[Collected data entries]
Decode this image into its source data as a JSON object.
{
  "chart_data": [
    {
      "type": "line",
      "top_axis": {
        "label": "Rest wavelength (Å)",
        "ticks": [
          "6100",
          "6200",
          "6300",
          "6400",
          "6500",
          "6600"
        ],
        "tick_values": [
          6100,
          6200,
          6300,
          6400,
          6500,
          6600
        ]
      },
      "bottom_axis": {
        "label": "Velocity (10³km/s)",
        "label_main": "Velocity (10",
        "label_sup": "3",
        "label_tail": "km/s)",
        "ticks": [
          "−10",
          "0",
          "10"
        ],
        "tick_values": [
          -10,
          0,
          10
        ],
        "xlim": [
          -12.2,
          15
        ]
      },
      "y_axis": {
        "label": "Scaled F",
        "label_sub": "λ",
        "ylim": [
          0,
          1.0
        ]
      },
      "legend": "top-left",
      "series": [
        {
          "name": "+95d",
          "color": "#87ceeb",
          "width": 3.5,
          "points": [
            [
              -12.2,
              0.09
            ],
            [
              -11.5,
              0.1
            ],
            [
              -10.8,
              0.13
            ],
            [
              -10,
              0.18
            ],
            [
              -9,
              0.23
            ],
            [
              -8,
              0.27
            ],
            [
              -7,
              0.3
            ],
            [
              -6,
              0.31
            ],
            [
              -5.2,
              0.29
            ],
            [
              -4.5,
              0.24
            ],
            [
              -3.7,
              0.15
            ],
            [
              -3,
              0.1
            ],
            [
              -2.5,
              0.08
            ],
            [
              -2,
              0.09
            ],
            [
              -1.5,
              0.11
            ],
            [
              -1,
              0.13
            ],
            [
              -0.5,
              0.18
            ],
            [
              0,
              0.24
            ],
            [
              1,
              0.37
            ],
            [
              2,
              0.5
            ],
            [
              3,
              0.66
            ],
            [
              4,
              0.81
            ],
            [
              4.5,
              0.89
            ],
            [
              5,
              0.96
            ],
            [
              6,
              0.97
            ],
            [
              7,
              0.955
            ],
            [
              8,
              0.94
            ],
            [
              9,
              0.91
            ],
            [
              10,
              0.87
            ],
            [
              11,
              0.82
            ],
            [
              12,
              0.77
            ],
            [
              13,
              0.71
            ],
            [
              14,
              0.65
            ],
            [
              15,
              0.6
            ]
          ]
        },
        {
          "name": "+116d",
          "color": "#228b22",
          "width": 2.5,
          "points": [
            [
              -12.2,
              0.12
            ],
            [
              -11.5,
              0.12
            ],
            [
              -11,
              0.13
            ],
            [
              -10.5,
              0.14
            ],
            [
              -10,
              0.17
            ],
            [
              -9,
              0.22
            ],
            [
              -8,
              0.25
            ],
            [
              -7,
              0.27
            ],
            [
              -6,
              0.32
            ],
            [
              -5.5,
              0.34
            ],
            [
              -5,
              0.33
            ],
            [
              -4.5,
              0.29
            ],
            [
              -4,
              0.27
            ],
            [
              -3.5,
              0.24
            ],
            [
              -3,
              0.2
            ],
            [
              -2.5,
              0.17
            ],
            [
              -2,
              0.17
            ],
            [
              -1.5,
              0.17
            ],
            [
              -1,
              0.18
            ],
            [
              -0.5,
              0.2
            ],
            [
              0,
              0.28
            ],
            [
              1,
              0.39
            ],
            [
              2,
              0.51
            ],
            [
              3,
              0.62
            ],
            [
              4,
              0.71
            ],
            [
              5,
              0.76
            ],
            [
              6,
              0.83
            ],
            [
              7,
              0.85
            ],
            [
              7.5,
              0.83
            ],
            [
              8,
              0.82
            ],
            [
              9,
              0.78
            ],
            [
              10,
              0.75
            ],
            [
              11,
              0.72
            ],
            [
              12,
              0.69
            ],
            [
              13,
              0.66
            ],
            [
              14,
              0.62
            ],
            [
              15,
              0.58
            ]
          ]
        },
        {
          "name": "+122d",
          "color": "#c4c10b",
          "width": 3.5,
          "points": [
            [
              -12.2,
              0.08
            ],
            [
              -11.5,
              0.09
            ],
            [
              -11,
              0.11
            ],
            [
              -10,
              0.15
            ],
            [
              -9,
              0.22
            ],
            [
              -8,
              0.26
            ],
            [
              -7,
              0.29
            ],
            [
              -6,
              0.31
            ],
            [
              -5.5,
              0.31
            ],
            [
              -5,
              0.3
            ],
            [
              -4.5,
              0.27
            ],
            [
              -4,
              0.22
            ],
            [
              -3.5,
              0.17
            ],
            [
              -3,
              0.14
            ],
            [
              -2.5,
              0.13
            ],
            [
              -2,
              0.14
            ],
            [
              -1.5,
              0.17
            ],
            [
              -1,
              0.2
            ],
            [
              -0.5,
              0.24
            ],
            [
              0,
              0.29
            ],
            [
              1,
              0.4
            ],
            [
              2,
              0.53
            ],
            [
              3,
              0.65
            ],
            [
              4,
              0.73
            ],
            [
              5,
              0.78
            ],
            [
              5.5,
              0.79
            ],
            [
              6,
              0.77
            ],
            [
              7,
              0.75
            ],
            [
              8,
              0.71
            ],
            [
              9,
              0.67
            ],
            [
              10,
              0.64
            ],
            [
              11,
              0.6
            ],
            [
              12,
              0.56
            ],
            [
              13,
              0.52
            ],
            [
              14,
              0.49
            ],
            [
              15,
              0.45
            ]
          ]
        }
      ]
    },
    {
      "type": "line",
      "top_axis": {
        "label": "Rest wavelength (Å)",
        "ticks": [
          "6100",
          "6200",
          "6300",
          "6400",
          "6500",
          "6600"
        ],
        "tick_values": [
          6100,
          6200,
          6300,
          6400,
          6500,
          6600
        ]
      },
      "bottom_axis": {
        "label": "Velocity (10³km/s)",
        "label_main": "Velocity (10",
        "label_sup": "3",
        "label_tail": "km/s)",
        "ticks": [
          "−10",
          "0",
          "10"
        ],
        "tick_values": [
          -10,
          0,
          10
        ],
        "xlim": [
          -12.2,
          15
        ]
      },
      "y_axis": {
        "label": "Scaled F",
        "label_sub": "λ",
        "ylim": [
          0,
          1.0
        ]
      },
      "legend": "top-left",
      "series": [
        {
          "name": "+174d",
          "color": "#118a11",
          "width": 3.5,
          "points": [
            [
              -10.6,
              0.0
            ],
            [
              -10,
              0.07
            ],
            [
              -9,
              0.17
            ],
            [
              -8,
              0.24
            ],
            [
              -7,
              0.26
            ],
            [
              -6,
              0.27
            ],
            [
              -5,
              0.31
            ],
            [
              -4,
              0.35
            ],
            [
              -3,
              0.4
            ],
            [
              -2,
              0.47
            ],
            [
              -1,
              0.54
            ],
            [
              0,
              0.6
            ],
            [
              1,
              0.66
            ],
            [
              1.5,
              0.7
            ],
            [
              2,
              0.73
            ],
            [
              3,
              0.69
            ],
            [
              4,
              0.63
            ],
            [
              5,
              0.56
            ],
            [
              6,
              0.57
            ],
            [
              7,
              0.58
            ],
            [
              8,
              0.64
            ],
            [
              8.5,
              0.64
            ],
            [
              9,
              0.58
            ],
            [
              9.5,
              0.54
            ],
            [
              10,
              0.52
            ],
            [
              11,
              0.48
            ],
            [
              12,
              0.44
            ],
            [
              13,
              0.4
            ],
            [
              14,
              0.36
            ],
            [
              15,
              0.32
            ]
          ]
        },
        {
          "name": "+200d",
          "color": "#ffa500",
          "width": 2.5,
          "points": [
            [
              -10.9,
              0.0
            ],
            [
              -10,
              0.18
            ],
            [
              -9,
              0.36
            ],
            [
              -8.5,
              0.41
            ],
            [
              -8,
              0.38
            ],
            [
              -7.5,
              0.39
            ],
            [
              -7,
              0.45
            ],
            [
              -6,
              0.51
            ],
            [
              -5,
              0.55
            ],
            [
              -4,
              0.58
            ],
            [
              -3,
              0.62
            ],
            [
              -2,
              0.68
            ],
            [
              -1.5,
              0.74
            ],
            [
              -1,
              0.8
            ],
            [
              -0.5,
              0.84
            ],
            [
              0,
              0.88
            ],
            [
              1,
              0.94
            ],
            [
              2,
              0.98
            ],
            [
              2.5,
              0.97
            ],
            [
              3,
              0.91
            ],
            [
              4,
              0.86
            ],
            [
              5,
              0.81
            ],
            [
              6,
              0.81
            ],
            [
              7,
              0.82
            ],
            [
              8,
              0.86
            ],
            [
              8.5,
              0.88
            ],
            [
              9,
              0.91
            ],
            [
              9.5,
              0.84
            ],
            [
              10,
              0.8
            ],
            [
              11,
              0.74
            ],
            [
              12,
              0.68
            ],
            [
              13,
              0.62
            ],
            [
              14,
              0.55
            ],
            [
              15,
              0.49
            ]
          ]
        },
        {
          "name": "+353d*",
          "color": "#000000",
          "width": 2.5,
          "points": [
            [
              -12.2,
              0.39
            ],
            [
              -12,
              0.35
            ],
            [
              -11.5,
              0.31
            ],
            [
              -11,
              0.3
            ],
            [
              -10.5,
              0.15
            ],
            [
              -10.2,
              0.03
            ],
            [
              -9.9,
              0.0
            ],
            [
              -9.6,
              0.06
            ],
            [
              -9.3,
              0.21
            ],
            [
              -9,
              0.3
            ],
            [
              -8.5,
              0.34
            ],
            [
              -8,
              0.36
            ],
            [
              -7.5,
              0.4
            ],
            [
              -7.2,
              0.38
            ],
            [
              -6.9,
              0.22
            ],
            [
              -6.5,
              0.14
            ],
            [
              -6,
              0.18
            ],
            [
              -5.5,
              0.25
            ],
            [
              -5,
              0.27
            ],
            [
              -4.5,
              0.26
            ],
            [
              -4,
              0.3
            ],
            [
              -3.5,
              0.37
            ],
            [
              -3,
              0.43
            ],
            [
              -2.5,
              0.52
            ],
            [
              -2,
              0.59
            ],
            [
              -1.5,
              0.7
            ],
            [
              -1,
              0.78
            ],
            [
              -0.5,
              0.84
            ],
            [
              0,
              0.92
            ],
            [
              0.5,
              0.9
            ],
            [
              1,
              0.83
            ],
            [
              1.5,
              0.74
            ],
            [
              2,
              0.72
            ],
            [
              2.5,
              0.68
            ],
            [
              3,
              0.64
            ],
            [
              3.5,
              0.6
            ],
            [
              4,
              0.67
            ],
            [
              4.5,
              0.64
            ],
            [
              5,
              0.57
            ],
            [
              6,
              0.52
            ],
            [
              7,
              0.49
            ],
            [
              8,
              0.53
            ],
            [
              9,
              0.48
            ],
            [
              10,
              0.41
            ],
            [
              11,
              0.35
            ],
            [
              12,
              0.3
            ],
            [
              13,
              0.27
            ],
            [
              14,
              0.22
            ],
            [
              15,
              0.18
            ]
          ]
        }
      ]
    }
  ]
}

▶ [AIM OF THE EXERCISE] In the listing above, find each line with the word "color" and copy it.

▶ [OUTPUT OF THE TASK]
          "color": "#87ceeb",
          "color": "#228b22",
          "color": "#c4c10b",
          "color": "#118a11",
          "color": "#ffa500",
          "color": "#000000",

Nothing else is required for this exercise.